▶ [Material supplied]:
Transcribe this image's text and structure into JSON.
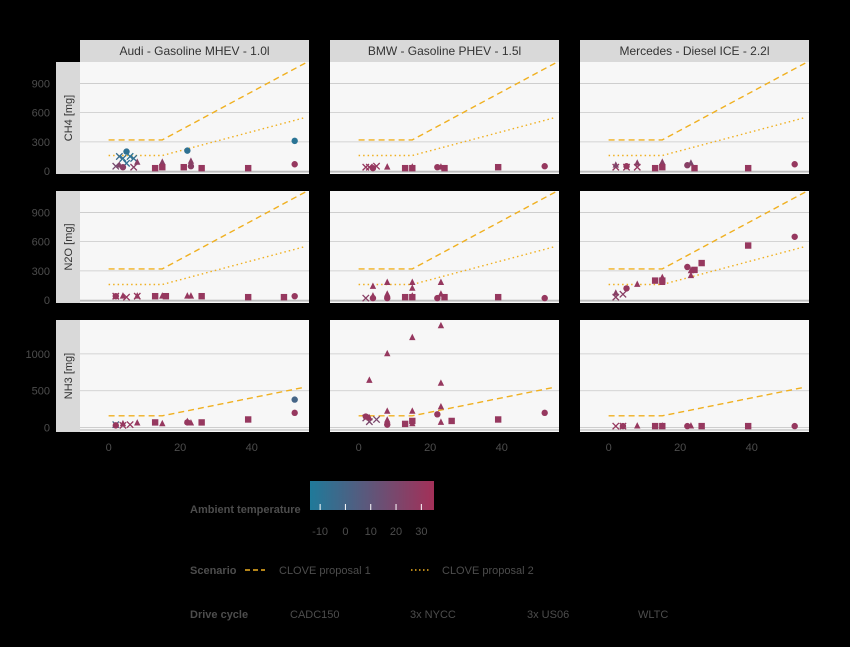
{
  "chart_data": {
    "type": "scatter",
    "title": "",
    "facets": {
      "columns": [
        "Audi - Gasoline MHEV - 1.0l",
        "BMW - Gasoline PHEV - 1.5l",
        "Mercedes - Diesel ICE - 2.2l"
      ],
      "rows": [
        {
          "label": "CH4 [mg]",
          "ylim": [
            -30,
            1120
          ],
          "yticks": [
            0,
            300,
            600,
            900
          ]
        },
        {
          "label": "N2O [mg]",
          "ylim": [
            -30,
            1120
          ],
          "yticks": [
            0,
            300,
            600,
            900
          ]
        },
        {
          "label": "NH3 [mg]",
          "ylim": [
            -60,
            1460
          ],
          "yticks": [
            0,
            500,
            1000
          ]
        }
      ]
    },
    "x_axis": {
      "xlim": [
        -8,
        56
      ],
      "ticks": [
        0,
        20,
        40
      ]
    },
    "lines": [
      {
        "name": "CLOVE proposal 1",
        "style": "dashed",
        "color": "#f0b020",
        "points": {
          "CH4": [
            [
              0,
              320
            ],
            [
              15,
              320
            ],
            [
              55,
              1110
            ]
          ],
          "N2O": [
            [
              0,
              320
            ],
            [
              15,
              320
            ],
            [
              55,
              1110
            ]
          ],
          "NH3": [
            [
              0,
              160
            ],
            [
              15,
              160
            ],
            [
              55,
              550
            ]
          ]
        }
      },
      {
        "name": "CLOVE proposal 2",
        "style": "dotted",
        "color": "#f0b020",
        "points": {
          "CH4": [
            [
              0,
              160
            ],
            [
              15,
              160
            ],
            [
              55,
              550
            ]
          ],
          "N2O": [
            [
              0,
              160
            ],
            [
              15,
              160
            ],
            [
              55,
              550
            ]
          ]
        }
      }
    ],
    "points": [
      [
        0,
        0,
        2,
        50,
        "x",
        18
      ],
      [
        0,
        0,
        3,
        150,
        "x",
        -5
      ],
      [
        0,
        0,
        4,
        130,
        "x",
        -8
      ],
      [
        0,
        0,
        5,
        80,
        "x",
        -8
      ],
      [
        0,
        0,
        6,
        150,
        "x",
        -10
      ],
      [
        0,
        0,
        7,
        130,
        "x",
        -7
      ],
      [
        0,
        0,
        7,
        40,
        "x",
        25
      ],
      [
        0,
        0,
        3,
        60,
        "triangle",
        22
      ],
      [
        0,
        0,
        8,
        90,
        "triangle",
        25
      ],
      [
        0,
        0,
        15,
        90,
        "triangle",
        25
      ],
      [
        0,
        0,
        23,
        100,
        "triangle",
        25
      ],
      [
        0,
        0,
        4,
        40,
        "circle",
        25
      ],
      [
        0,
        0,
        5,
        200,
        "circle",
        -8
      ],
      [
        0,
        0,
        22,
        210,
        "circle",
        -8
      ],
      [
        0,
        0,
        23,
        50,
        "circle",
        25
      ],
      [
        0,
        0,
        52,
        310,
        "circle",
        -10
      ],
      [
        0,
        0,
        52,
        70,
        "circle",
        30
      ],
      [
        0,
        0,
        13,
        30,
        "square",
        30
      ],
      [
        0,
        0,
        15,
        40,
        "square",
        30
      ],
      [
        0,
        0,
        21,
        40,
        "square",
        30
      ],
      [
        0,
        0,
        26,
        30,
        "square",
        30
      ],
      [
        0,
        0,
        39,
        30,
        "square",
        30
      ],
      [
        0,
        1,
        2,
        40,
        "x",
        30
      ],
      [
        0,
        1,
        5,
        30,
        "x",
        30
      ],
      [
        0,
        1,
        8,
        40,
        "x",
        30
      ],
      [
        0,
        1,
        4,
        40,
        "triangle",
        30
      ],
      [
        0,
        1,
        8,
        40,
        "triangle",
        30
      ],
      [
        0,
        1,
        15,
        40,
        "triangle",
        30
      ],
      [
        0,
        1,
        22,
        40,
        "triangle",
        30
      ],
      [
        0,
        1,
        23,
        40,
        "triangle",
        30
      ],
      [
        0,
        1,
        2,
        40,
        "circle",
        30
      ],
      [
        0,
        1,
        52,
        40,
        "circle",
        30
      ],
      [
        0,
        1,
        13,
        40,
        "square",
        30
      ],
      [
        0,
        1,
        16,
        40,
        "square",
        30
      ],
      [
        0,
        1,
        26,
        40,
        "square",
        30
      ],
      [
        0,
        1,
        39,
        30,
        "square",
        30
      ],
      [
        0,
        1,
        49,
        30,
        "square",
        30
      ],
      [
        0,
        2,
        2,
        40,
        "x",
        0
      ],
      [
        0,
        2,
        4,
        30,
        "x",
        30
      ],
      [
        0,
        2,
        6,
        40,
        "x",
        30
      ],
      [
        0,
        2,
        4,
        50,
        "triangle",
        30
      ],
      [
        0,
        2,
        8,
        60,
        "triangle",
        30
      ],
      [
        0,
        2,
        15,
        50,
        "triangle",
        30
      ],
      [
        0,
        2,
        22,
        80,
        "triangle",
        30
      ],
      [
        0,
        2,
        23,
        60,
        "triangle",
        30
      ],
      [
        0,
        2,
        2,
        30,
        "circle",
        30
      ],
      [
        0,
        2,
        22,
        70,
        "circle",
        30
      ],
      [
        0,
        2,
        52,
        380,
        "circle",
        0
      ],
      [
        0,
        2,
        52,
        200,
        "circle",
        30
      ],
      [
        0,
        2,
        13,
        70,
        "square",
        30
      ],
      [
        0,
        2,
        26,
        70,
        "square",
        30
      ],
      [
        0,
        2,
        39,
        110,
        "square",
        30
      ],
      [
        1,
        0,
        2,
        40,
        "x",
        30
      ],
      [
        1,
        0,
        3,
        40,
        "x",
        30
      ],
      [
        1,
        0,
        5,
        50,
        "x",
        30
      ],
      [
        1,
        0,
        8,
        40,
        "triangle",
        30
      ],
      [
        1,
        0,
        15,
        40,
        "triangle",
        30
      ],
      [
        1,
        0,
        23,
        40,
        "triangle",
        30
      ],
      [
        1,
        0,
        4,
        30,
        "circle",
        30
      ],
      [
        1,
        0,
        22,
        40,
        "circle",
        30
      ],
      [
        1,
        0,
        52,
        50,
        "circle",
        30
      ],
      [
        1,
        0,
        13,
        30,
        "square",
        30
      ],
      [
        1,
        0,
        15,
        30,
        "square",
        30
      ],
      [
        1,
        0,
        24,
        30,
        "square",
        30
      ],
      [
        1,
        0,
        39,
        40,
        "square",
        30
      ],
      [
        1,
        1,
        2,
        20,
        "x",
        25
      ],
      [
        1,
        1,
        4,
        40,
        "triangle",
        30
      ],
      [
        1,
        1,
        4,
        140,
        "triangle",
        30
      ],
      [
        1,
        1,
        8,
        60,
        "triangle",
        30
      ],
      [
        1,
        1,
        8,
        180,
        "triangle",
        30
      ],
      [
        1,
        1,
        15,
        40,
        "triangle",
        30
      ],
      [
        1,
        1,
        15,
        120,
        "triangle",
        30
      ],
      [
        1,
        1,
        15,
        180,
        "triangle",
        30
      ],
      [
        1,
        1,
        23,
        60,
        "triangle",
        30
      ],
      [
        1,
        1,
        23,
        180,
        "triangle",
        30
      ],
      [
        1,
        1,
        4,
        20,
        "circle",
        30
      ],
      [
        1,
        1,
        8,
        20,
        "circle",
        30
      ],
      [
        1,
        1,
        22,
        20,
        "circle",
        30
      ],
      [
        1,
        1,
        52,
        20,
        "circle",
        30
      ],
      [
        1,
        1,
        13,
        30,
        "square",
        30
      ],
      [
        1,
        1,
        15,
        30,
        "square",
        30
      ],
      [
        1,
        1,
        24,
        30,
        "square",
        30
      ],
      [
        1,
        1,
        39,
        30,
        "square",
        30
      ],
      [
        1,
        2,
        2,
        130,
        "x",
        20
      ],
      [
        1,
        2,
        3,
        80,
        "x",
        20
      ],
      [
        1,
        2,
        5,
        110,
        "x",
        20
      ],
      [
        1,
        2,
        3,
        130,
        "triangle",
        30
      ],
      [
        1,
        2,
        3,
        640,
        "triangle",
        30
      ],
      [
        1,
        2,
        8,
        1000,
        "triangle",
        30
      ],
      [
        1,
        2,
        8,
        220,
        "triangle",
        30
      ],
      [
        1,
        2,
        8,
        100,
        "triangle",
        30
      ],
      [
        1,
        2,
        15,
        1220,
        "triangle",
        30
      ],
      [
        1,
        2,
        15,
        220,
        "triangle",
        30
      ],
      [
        1,
        2,
        15,
        50,
        "triangle",
        30
      ],
      [
        1,
        2,
        23,
        1380,
        "triangle",
        30
      ],
      [
        1,
        2,
        23,
        600,
        "triangle",
        30
      ],
      [
        1,
        2,
        23,
        280,
        "triangle",
        30
      ],
      [
        1,
        2,
        23,
        70,
        "triangle",
        30
      ],
      [
        1,
        2,
        2,
        150,
        "circle",
        30
      ],
      [
        1,
        2,
        8,
        40,
        "circle",
        30
      ],
      [
        1,
        2,
        22,
        180,
        "circle",
        30
      ],
      [
        1,
        2,
        52,
        200,
        "circle",
        30
      ],
      [
        1,
        2,
        13,
        50,
        "square",
        30
      ],
      [
        1,
        2,
        15,
        90,
        "square",
        30
      ],
      [
        1,
        2,
        26,
        90,
        "square",
        30
      ],
      [
        1,
        2,
        39,
        110,
        "square",
        30
      ],
      [
        2,
        0,
        2,
        40,
        "x",
        30
      ],
      [
        2,
        0,
        5,
        40,
        "x",
        30
      ],
      [
        2,
        0,
        8,
        40,
        "x",
        30
      ],
      [
        2,
        0,
        2,
        60,
        "triangle",
        22
      ],
      [
        2,
        0,
        8,
        80,
        "triangle",
        25
      ],
      [
        2,
        0,
        15,
        90,
        "triangle",
        25
      ],
      [
        2,
        0,
        23,
        80,
        "triangle",
        20
      ],
      [
        2,
        0,
        5,
        50,
        "circle",
        30
      ],
      [
        2,
        0,
        22,
        60,
        "circle",
        25
      ],
      [
        2,
        0,
        52,
        70,
        "circle",
        30
      ],
      [
        2,
        0,
        13,
        30,
        "square",
        30
      ],
      [
        2,
        0,
        15,
        40,
        "square",
        30
      ],
      [
        2,
        0,
        24,
        30,
        "square",
        30
      ],
      [
        2,
        0,
        39,
        30,
        "square",
        30
      ],
      [
        2,
        1,
        2,
        30,
        "x",
        25
      ],
      [
        2,
        1,
        4,
        60,
        "x",
        25
      ],
      [
        2,
        1,
        2,
        70,
        "triangle",
        25
      ],
      [
        2,
        1,
        8,
        160,
        "triangle",
        30
      ],
      [
        2,
        1,
        15,
        180,
        "triangle",
        30
      ],
      [
        2,
        1,
        15,
        230,
        "triangle",
        30
      ],
      [
        2,
        1,
        23,
        300,
        "triangle",
        30
      ],
      [
        2,
        1,
        23,
        250,
        "triangle",
        30
      ],
      [
        2,
        1,
        5,
        120,
        "circle",
        30
      ],
      [
        2,
        1,
        22,
        340,
        "circle",
        30
      ],
      [
        2,
        1,
        52,
        650,
        "circle",
        30
      ],
      [
        2,
        1,
        13,
        200,
        "square",
        30
      ],
      [
        2,
        1,
        15,
        200,
        "square",
        30
      ],
      [
        2,
        1,
        24,
        310,
        "square",
        30
      ],
      [
        2,
        1,
        26,
        380,
        "square",
        30
      ],
      [
        2,
        1,
        39,
        560,
        "square",
        30
      ],
      [
        2,
        2,
        2,
        20,
        "x",
        30
      ],
      [
        2,
        2,
        4,
        20,
        "x",
        30
      ],
      [
        2,
        2,
        8,
        20,
        "triangle",
        30
      ],
      [
        2,
        2,
        15,
        20,
        "triangle",
        30
      ],
      [
        2,
        2,
        23,
        20,
        "triangle",
        30
      ],
      [
        2,
        2,
        4,
        20,
        "circle",
        30
      ],
      [
        2,
        2,
        22,
        20,
        "circle",
        30
      ],
      [
        2,
        2,
        52,
        20,
        "circle",
        30
      ],
      [
        2,
        2,
        13,
        20,
        "square",
        30
      ],
      [
        2,
        2,
        15,
        20,
        "square",
        30
      ],
      [
        2,
        2,
        26,
        20,
        "square",
        30
      ],
      [
        2,
        2,
        39,
        20,
        "square",
        30
      ]
    ],
    "point_fields": [
      "column",
      "row",
      "x",
      "y",
      "shape",
      "temperature"
    ],
    "grid": true,
    "legend": {
      "temperature": {
        "title": "Ambient temperature",
        "ticks": [
          "-10",
          "0",
          "10",
          "20",
          "30"
        ],
        "range": [
          -14,
          35
        ],
        "colors": [
          "#1f7a9a",
          "#a33058"
        ]
      },
      "scenario": {
        "title": "Scenario",
        "items": [
          "CLOVE proposal 1",
          "CLOVE proposal 2"
        ]
      },
      "drive_cycle": {
        "title": "Drive cycle",
        "items": [
          "CADC150",
          "3x NYCC",
          "3x US06",
          "WLTC"
        ]
      }
    }
  }
}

▶ [Exercise details]: Gather each line from the listing above that holds "label".

▶ [Exercise response]:
          "label": "CH4 [mg]",
          "label": "N2O [mg]",
          "label": "NH3 [mg]",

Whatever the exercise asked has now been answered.